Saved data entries
┌──
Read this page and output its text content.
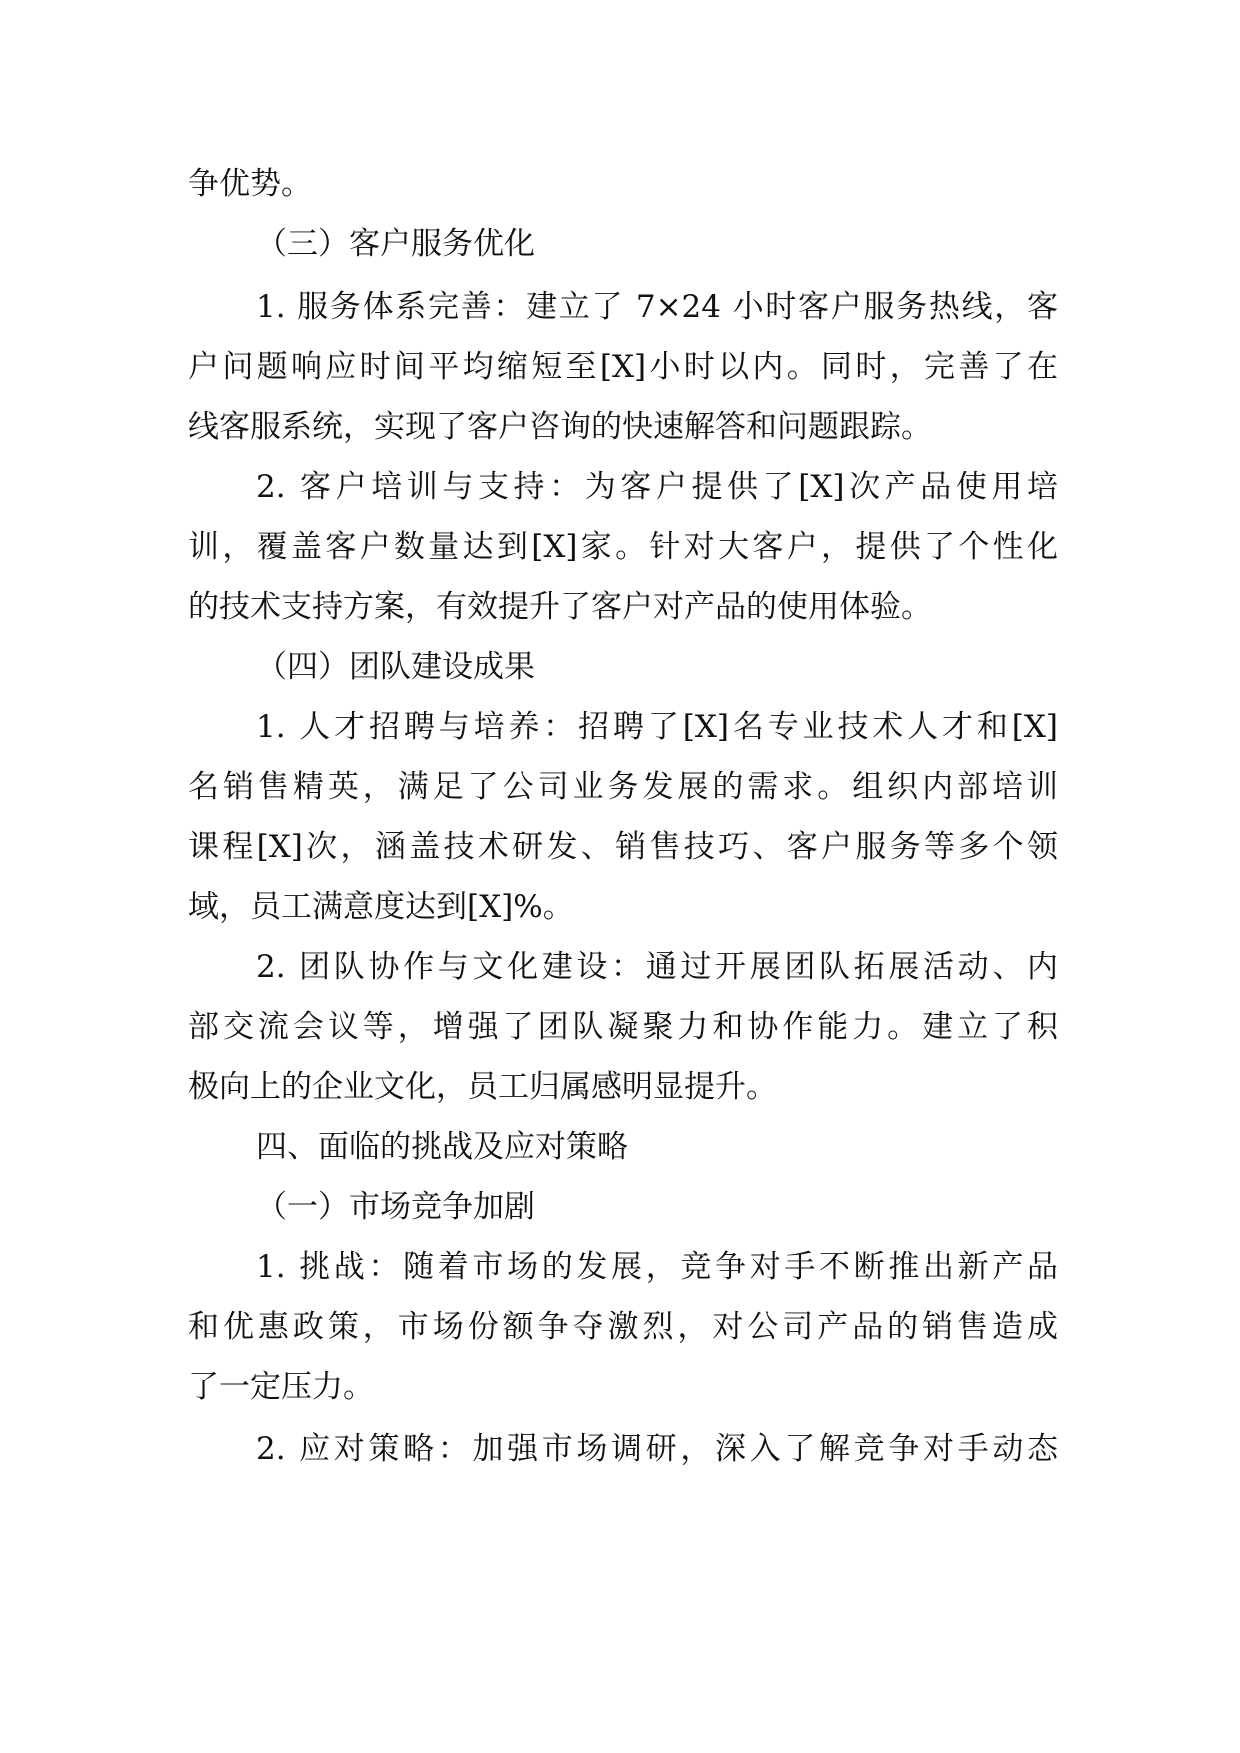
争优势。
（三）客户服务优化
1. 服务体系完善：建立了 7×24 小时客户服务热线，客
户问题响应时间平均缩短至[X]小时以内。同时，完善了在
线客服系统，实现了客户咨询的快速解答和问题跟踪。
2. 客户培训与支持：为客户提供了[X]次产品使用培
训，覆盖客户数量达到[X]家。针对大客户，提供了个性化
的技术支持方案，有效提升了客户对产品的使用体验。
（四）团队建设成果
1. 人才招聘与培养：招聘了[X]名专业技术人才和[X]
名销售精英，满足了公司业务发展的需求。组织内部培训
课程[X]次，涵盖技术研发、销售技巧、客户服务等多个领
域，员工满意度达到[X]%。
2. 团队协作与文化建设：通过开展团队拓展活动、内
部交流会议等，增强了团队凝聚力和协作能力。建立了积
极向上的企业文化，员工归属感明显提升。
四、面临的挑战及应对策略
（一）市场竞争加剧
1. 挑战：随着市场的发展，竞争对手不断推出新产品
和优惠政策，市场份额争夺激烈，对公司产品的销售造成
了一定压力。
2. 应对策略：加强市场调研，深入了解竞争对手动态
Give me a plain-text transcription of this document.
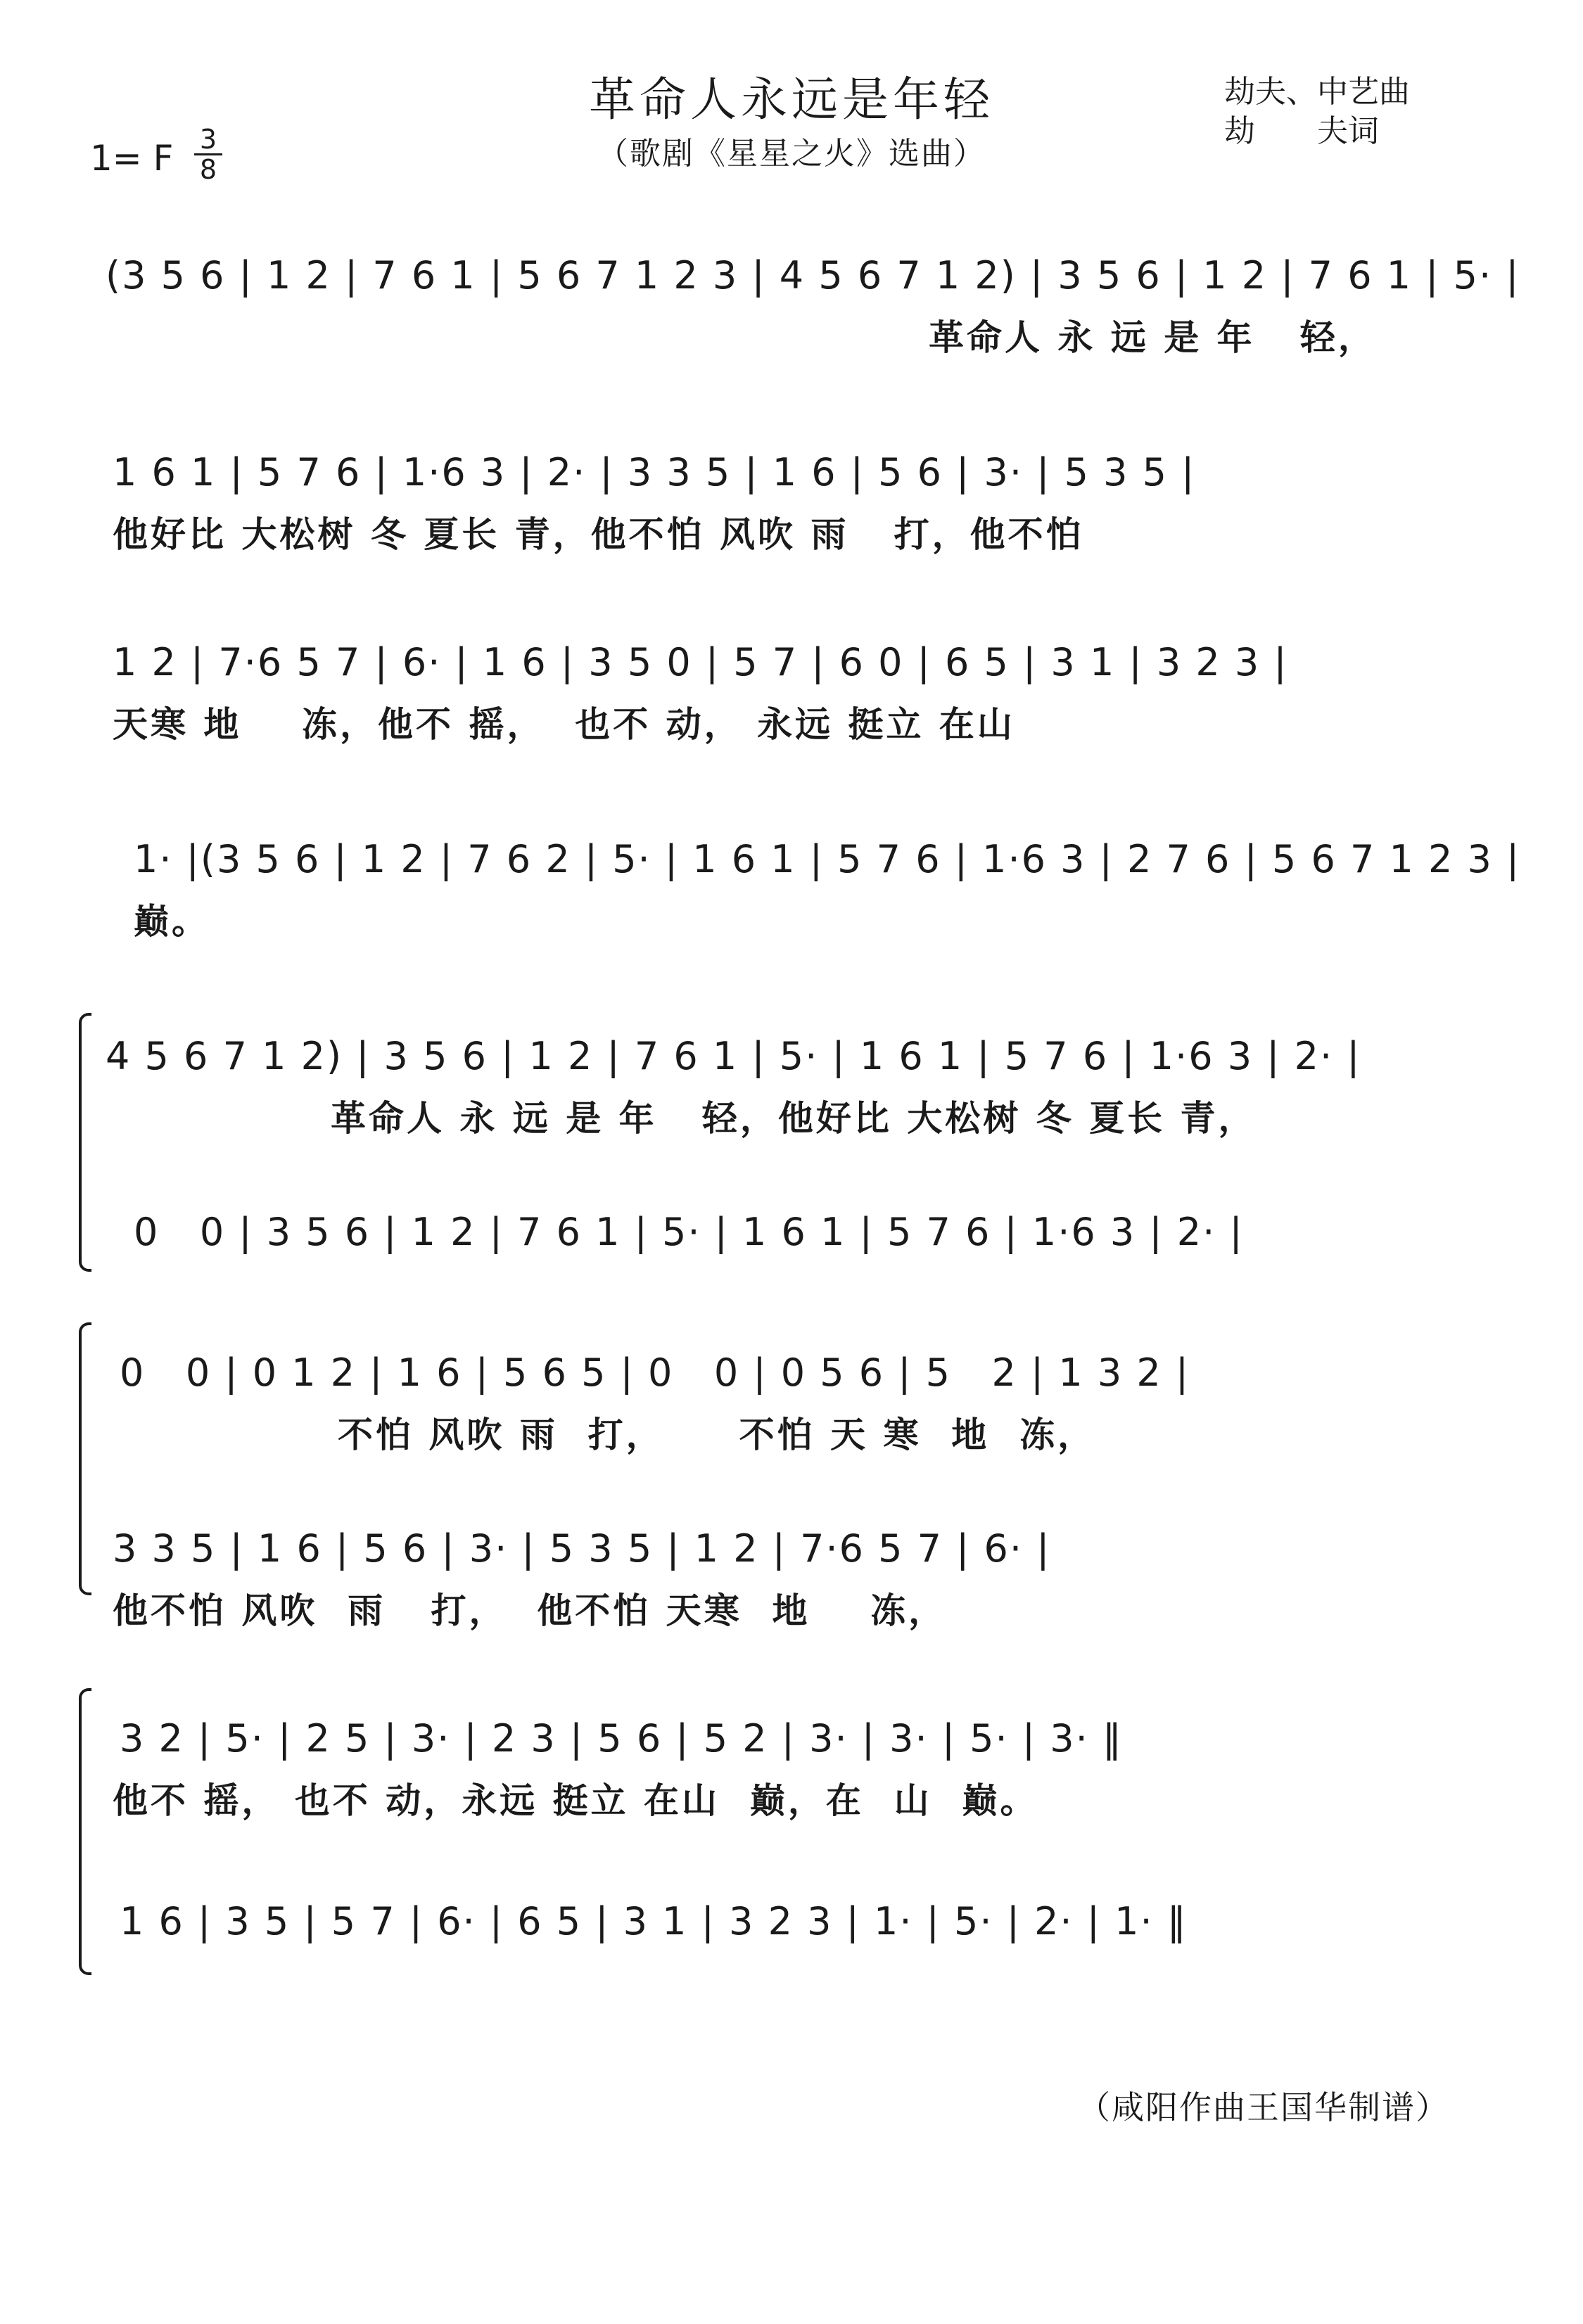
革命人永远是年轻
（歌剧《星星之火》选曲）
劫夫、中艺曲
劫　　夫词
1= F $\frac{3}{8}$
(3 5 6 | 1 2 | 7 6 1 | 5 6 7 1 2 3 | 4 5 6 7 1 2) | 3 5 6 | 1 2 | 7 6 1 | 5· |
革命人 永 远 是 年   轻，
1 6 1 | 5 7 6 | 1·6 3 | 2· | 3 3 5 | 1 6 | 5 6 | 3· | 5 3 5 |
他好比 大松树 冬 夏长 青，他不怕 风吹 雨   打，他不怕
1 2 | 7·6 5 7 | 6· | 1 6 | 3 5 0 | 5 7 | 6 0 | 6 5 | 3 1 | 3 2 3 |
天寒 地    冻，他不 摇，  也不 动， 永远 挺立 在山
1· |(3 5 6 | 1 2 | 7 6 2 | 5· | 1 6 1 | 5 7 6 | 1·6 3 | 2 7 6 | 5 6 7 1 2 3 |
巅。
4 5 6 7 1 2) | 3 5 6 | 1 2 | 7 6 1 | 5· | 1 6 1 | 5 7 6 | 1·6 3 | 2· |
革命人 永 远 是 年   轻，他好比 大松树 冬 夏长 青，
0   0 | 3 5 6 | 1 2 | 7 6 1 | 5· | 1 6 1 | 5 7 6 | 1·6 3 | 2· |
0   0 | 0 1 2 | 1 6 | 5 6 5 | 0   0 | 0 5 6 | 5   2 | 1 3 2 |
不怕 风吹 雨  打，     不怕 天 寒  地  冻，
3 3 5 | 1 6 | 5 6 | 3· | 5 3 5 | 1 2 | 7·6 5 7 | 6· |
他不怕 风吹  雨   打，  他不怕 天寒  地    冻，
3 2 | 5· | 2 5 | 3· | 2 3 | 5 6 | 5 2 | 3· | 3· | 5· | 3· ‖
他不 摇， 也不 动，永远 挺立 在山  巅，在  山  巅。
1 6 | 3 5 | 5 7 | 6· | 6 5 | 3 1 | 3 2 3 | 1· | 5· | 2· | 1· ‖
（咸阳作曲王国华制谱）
└──
- **Instructions for the task**:
What you return should match the records above word for word, minus the pictures.

- **Solved exercise**:
Read this page and output its text content.
争优势。
（三）客户服务优化
1. 服务体系完善：建立了 7×24 小时客户服务热线，客
户问题响应时间平均缩短至[X]小时以内。同时，完善了在
线客服系统，实现了客户咨询的快速解答和问题跟踪。
2. 客户培训与支持：为客户提供了[X]次产品使用培
训，覆盖客户数量达到[X]家。针对大客户，提供了个性化
的技术支持方案，有效提升了客户对产品的使用体验。
（四）团队建设成果
1. 人才招聘与培养：招聘了[X]名专业技术人才和[X]
名销售精英，满足了公司业务发展的需求。组织内部培训
课程[X]次，涵盖技术研发、销售技巧、客户服务等多个领
域，员工满意度达到[X]%。
2. 团队协作与文化建设：通过开展团队拓展活动、内
部交流会议等，增强了团队凝聚力和协作能力。建立了积
极向上的企业文化，员工归属感明显提升。
四、面临的挑战及应对策略
（一）市场竞争加剧
1. 挑战：随着市场的发展，竞争对手不断推出新产品
和优惠政策，市场份额争夺激烈，对公司产品的销售造成
了一定压力。
2. 应对策略：加强市场调研，深入了解竞争对手动态
Give me a plain-text transcription of this document.
革命人永远是年轻
（歌剧《星星之火》选曲）
劫夫、中艺曲
劫　　夫词
1= F $\frac{3}{8}$
(3 5 6 | 1 2 | 7 6 1 | 5 6 7 1 2 3 | 4 5 6 7 1 2) | 3 5 6 | 1 2 | 7 6 1 | 5· |
革命人 永 远 是 年   轻，
1 6 1 | 5 7 6 | 1·6 3 | 2· | 3 3 5 | 1 6 | 5 6 | 3· | 5 3 5 |
他好比 大松树 冬 夏长 青，他不怕 风吹 雨   打，他不怕
1 2 | 7·6 5 7 | 6· | 1 6 | 3 5 0 | 5 7 | 6 0 | 6 5 | 3 1 | 3 2 3 |
天寒 地    冻，他不 摇，  也不 动， 永远 挺立 在山
1· |(3 5 6 | 1 2 | 7 6 2 | 5· | 1 6 1 | 5 7 6 | 1·6 3 | 2 7 6 | 5 6 7 1 2 3 |
巅。
4 5 6 7 1 2) | 3 5 6 | 1 2 | 7 6 1 | 5· | 1 6 1 | 5 7 6 | 1·6 3 | 2· |
革命人 永 远 是 年   轻，他好比 大松树 冬 夏长 青，
0   0 | 3 5 6 | 1 2 | 7 6 1 | 5· | 1 6 1 | 5 7 6 | 1·6 3 | 2· |
0   0 | 0 1 2 | 1 6 | 5 6 5 | 0   0 | 0 5 6 | 5   2 | 1 3 2 |
不怕 风吹 雨  打，     不怕 天 寒  地  冻，
3 3 5 | 1 6 | 5 6 | 3· | 5 3 5 | 1 2 | 7·6 5 7 | 6· |
他不怕 风吹  雨   打，  他不怕 天寒  地    冻，
3 2 | 5· | 2 5 | 3· | 2 3 | 5 6 | 5 2 | 3· | 3· | 5· | 3· ‖
他不 摇， 也不 动，永远 挺立 在山  巅，在  山  巅。
1 6 | 3 5 | 5 7 | 6· | 6 5 | 3 1 | 3 2 3 | 1· | 5· | 2· | 1· ‖
（咸阳作曲王国华制谱）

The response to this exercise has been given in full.